[STATED TASK] Print the listing that follows, character for character.

[RECORDS SUPPLIED]
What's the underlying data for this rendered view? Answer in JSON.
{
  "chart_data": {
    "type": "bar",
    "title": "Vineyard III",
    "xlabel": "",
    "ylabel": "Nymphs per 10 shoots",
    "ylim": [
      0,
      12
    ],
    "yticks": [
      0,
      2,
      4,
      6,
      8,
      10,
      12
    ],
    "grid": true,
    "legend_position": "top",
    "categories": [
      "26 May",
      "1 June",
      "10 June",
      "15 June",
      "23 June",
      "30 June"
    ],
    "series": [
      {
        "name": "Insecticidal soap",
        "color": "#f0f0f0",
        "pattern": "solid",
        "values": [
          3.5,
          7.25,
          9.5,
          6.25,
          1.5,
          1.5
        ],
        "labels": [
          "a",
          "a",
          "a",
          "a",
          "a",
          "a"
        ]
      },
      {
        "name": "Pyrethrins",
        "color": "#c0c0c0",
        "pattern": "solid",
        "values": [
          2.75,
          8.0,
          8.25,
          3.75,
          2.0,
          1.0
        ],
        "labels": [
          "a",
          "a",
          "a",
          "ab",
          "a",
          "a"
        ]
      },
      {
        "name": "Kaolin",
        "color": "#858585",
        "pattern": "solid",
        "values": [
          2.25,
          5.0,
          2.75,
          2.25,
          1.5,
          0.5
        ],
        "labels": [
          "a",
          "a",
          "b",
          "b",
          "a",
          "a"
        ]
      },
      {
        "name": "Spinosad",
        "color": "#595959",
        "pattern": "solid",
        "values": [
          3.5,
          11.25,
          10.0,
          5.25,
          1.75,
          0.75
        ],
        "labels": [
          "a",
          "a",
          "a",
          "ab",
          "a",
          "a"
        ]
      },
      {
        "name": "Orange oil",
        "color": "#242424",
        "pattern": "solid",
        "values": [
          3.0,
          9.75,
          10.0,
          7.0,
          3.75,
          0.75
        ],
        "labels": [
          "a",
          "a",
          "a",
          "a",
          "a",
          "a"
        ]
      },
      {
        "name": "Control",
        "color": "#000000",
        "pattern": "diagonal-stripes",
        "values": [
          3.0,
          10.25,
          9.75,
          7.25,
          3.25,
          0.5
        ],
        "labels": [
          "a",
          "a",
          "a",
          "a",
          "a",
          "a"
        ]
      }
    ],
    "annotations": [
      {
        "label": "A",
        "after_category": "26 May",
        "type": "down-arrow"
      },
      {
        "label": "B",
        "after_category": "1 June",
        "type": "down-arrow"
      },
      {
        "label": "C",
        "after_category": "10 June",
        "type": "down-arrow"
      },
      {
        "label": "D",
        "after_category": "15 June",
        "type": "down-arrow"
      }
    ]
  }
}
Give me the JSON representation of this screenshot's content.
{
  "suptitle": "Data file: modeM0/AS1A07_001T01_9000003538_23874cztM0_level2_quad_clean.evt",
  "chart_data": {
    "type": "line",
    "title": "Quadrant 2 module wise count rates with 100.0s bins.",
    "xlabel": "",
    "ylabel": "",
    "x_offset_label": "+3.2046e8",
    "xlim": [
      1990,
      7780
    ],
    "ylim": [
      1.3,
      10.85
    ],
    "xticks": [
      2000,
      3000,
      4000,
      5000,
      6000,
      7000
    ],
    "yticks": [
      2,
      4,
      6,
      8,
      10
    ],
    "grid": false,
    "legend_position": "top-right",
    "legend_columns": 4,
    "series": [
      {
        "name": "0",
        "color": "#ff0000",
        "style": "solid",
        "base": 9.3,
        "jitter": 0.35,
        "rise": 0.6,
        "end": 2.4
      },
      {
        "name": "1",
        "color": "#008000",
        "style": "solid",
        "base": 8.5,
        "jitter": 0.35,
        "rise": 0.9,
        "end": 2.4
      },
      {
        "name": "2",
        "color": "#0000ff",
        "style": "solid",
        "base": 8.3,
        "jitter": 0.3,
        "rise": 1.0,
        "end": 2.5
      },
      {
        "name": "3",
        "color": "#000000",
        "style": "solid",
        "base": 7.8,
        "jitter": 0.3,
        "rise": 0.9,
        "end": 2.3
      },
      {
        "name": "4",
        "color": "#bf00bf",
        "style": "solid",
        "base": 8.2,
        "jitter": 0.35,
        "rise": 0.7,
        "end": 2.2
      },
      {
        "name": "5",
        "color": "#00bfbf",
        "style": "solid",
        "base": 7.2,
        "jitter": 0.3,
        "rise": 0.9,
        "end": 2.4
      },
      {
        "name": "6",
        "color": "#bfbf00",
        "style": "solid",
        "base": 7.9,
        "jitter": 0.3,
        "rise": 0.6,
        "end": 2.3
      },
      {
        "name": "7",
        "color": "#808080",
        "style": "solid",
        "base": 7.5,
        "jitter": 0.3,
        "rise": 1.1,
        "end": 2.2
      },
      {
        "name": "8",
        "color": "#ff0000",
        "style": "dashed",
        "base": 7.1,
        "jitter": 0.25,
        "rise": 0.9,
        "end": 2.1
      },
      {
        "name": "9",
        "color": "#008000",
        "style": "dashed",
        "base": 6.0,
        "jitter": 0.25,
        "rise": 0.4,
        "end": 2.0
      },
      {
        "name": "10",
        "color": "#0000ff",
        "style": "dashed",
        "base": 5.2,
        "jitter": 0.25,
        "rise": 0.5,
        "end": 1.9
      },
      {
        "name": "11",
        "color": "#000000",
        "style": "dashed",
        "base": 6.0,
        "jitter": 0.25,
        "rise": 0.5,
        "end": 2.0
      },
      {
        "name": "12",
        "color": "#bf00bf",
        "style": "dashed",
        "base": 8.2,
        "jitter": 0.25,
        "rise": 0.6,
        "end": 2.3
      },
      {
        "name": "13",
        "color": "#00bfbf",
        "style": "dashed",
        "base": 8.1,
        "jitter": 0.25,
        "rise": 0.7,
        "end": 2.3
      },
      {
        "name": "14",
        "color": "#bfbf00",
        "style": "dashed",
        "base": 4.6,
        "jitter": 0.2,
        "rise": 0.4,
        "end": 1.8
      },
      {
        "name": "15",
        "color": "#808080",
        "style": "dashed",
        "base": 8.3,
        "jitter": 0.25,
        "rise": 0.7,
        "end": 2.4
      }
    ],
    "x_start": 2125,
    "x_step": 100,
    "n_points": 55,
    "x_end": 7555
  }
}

[ANSWER BELOW]
What's the underlying data for this rendered view? Answer in JSON.
{
  "chart_data": {
    "type": "bar",
    "title": "Vineyard III",
    "xlabel": "",
    "ylabel": "Nymphs per 10 shoots",
    "ylim": [
      0,
      12
    ],
    "yticks": [
      0,
      2,
      4,
      6,
      8,
      10,
      12
    ],
    "grid": true,
    "legend_position": "top",
    "categories": [
      "26 May",
      "1 June",
      "10 June",
      "15 June",
      "23 June",
      "30 June"
    ],
    "series": [
      {
        "name": "Insecticidal soap",
        "color": "#f0f0f0",
        "pattern": "solid",
        "values": [
          3.5,
          7.25,
          9.5,
          6.25,
          1.5,
          1.5
        ],
        "labels": [
          "a",
          "a",
          "a",
          "a",
          "a",
          "a"
        ]
      },
      {
        "name": "Pyrethrins",
        "color": "#c0c0c0",
        "pattern": "solid",
        "values": [
          2.75,
          8.0,
          8.25,
          3.75,
          2.0,
          1.0
        ],
        "labels": [
          "a",
          "a",
          "a",
          "ab",
          "a",
          "a"
        ]
      },
      {
        "name": "Kaolin",
        "color": "#858585",
        "pattern": "solid",
        "values": [
          2.25,
          5.0,
          2.75,
          2.25,
          1.5,
          0.5
        ],
        "labels": [
          "a",
          "a",
          "b",
          "b",
          "a",
          "a"
        ]
      },
      {
        "name": "Spinosad",
        "color": "#595959",
        "pattern": "solid",
        "values": [
          3.5,
          11.25,
          10.0,
          5.25,
          1.75,
          0.75
        ],
        "labels": [
          "a",
          "a",
          "a",
          "ab",
          "a",
          "a"
        ]
      },
      {
        "name": "Orange oil",
        "color": "#242424",
        "pattern": "solid",
        "values": [
          3.0,
          9.75,
          10.0,
          7.0,
          3.75,
          0.75
        ],
        "labels": [
          "a",
          "a",
          "a",
          "a",
          "a",
          "a"
        ]
      },
      {
        "name": "Control",
        "color": "#000000",
        "pattern": "diagonal-stripes",
        "values": [
          3.0,
          10.25,
          9.75,
          7.25,
          3.25,
          0.5
        ],
        "labels": [
          "a",
          "a",
          "a",
          "a",
          "a",
          "a"
        ]
      }
    ],
    "annotations": [
      {
        "label": "A",
        "after_category": "26 May",
        "type": "down-arrow"
      },
      {
        "label": "B",
        "after_category": "1 June",
        "type": "down-arrow"
      },
      {
        "label": "C",
        "after_category": "10 June",
        "type": "down-arrow"
      },
      {
        "label": "D",
        "after_category": "15 June",
        "type": "down-arrow"
      }
    ]
  }
}
Give me the JSON representation of this screenshot's content.
{
  "suptitle": "Data file: modeM0/AS1A07_001T01_9000003538_23874cztM0_level2_quad_clean.evt",
  "chart_data": {
    "type": "line",
    "title": "Quadrant 2 module wise count rates with 100.0s bins.",
    "xlabel": "",
    "ylabel": "",
    "x_offset_label": "+3.2046e8",
    "xlim": [
      1990,
      7780
    ],
    "ylim": [
      1.3,
      10.85
    ],
    "xticks": [
      2000,
      3000,
      4000,
      5000,
      6000,
      7000
    ],
    "yticks": [
      2,
      4,
      6,
      8,
      10
    ],
    "grid": false,
    "legend_position": "top-right",
    "legend_columns": 4,
    "series": [
      {
        "name": "0",
        "color": "#ff0000",
        "style": "solid",
        "base": 9.3,
        "jitter": 0.35,
        "rise": 0.6,
        "end": 2.4
      },
      {
        "name": "1",
        "color": "#008000",
        "style": "solid",
        "base": 8.5,
        "jitter": 0.35,
        "rise": 0.9,
        "end": 2.4
      },
      {
        "name": "2",
        "color": "#0000ff",
        "style": "solid",
        "base": 8.3,
        "jitter": 0.3,
        "rise": 1.0,
        "end": 2.5
      },
      {
        "name": "3",
        "color": "#000000",
        "style": "solid",
        "base": 7.8,
        "jitter": 0.3,
        "rise": 0.9,
        "end": 2.3
      },
      {
        "name": "4",
        "color": "#bf00bf",
        "style": "solid",
        "base": 8.2,
        "jitter": 0.35,
        "rise": 0.7,
        "end": 2.2
      },
      {
        "name": "5",
        "color": "#00bfbf",
        "style": "solid",
        "base": 7.2,
        "jitter": 0.3,
        "rise": 0.9,
        "end": 2.4
      },
      {
        "name": "6",
        "color": "#bfbf00",
        "style": "solid",
        "base": 7.9,
        "jitter": 0.3,
        "rise": 0.6,
        "end": 2.3
      },
      {
        "name": "7",
        "color": "#808080",
        "style": "solid",
        "base": 7.5,
        "jitter": 0.3,
        "rise": 1.1,
        "end": 2.2
      },
      {
        "name": "8",
        "color": "#ff0000",
        "style": "dashed",
        "base": 7.1,
        "jitter": 0.25,
        "rise": 0.9,
        "end": 2.1
      },
      {
        "name": "9",
        "color": "#008000",
        "style": "dashed",
        "base": 6.0,
        "jitter": 0.25,
        "rise": 0.4,
        "end": 2.0
      },
      {
        "name": "10",
        "color": "#0000ff",
        "style": "dashed",
        "base": 5.2,
        "jitter": 0.25,
        "rise": 0.5,
        "end": 1.9
      },
      {
        "name": "11",
        "color": "#000000",
        "style": "dashed",
        "base": 6.0,
        "jitter": 0.25,
        "rise": 0.5,
        "end": 2.0
      },
      {
        "name": "12",
        "color": "#bf00bf",
        "style": "dashed",
        "base": 8.2,
        "jitter": 0.25,
        "rise": 0.6,
        "end": 2.3
      },
      {
        "name": "13",
        "color": "#00bfbf",
        "style": "dashed",
        "base": 8.1,
        "jitter": 0.25,
        "rise": 0.7,
        "end": 2.3
      },
      {
        "name": "14",
        "color": "#bfbf00",
        "style": "dashed",
        "base": 4.6,
        "jitter": 0.2,
        "rise": 0.4,
        "end": 1.8
      },
      {
        "name": "15",
        "color": "#808080",
        "style": "dashed",
        "base": 8.3,
        "jitter": 0.25,
        "rise": 0.7,
        "end": 2.4
      }
    ],
    "x_start": 2125,
    "x_step": 100,
    "n_points": 55,
    "x_end": 7555
  }
}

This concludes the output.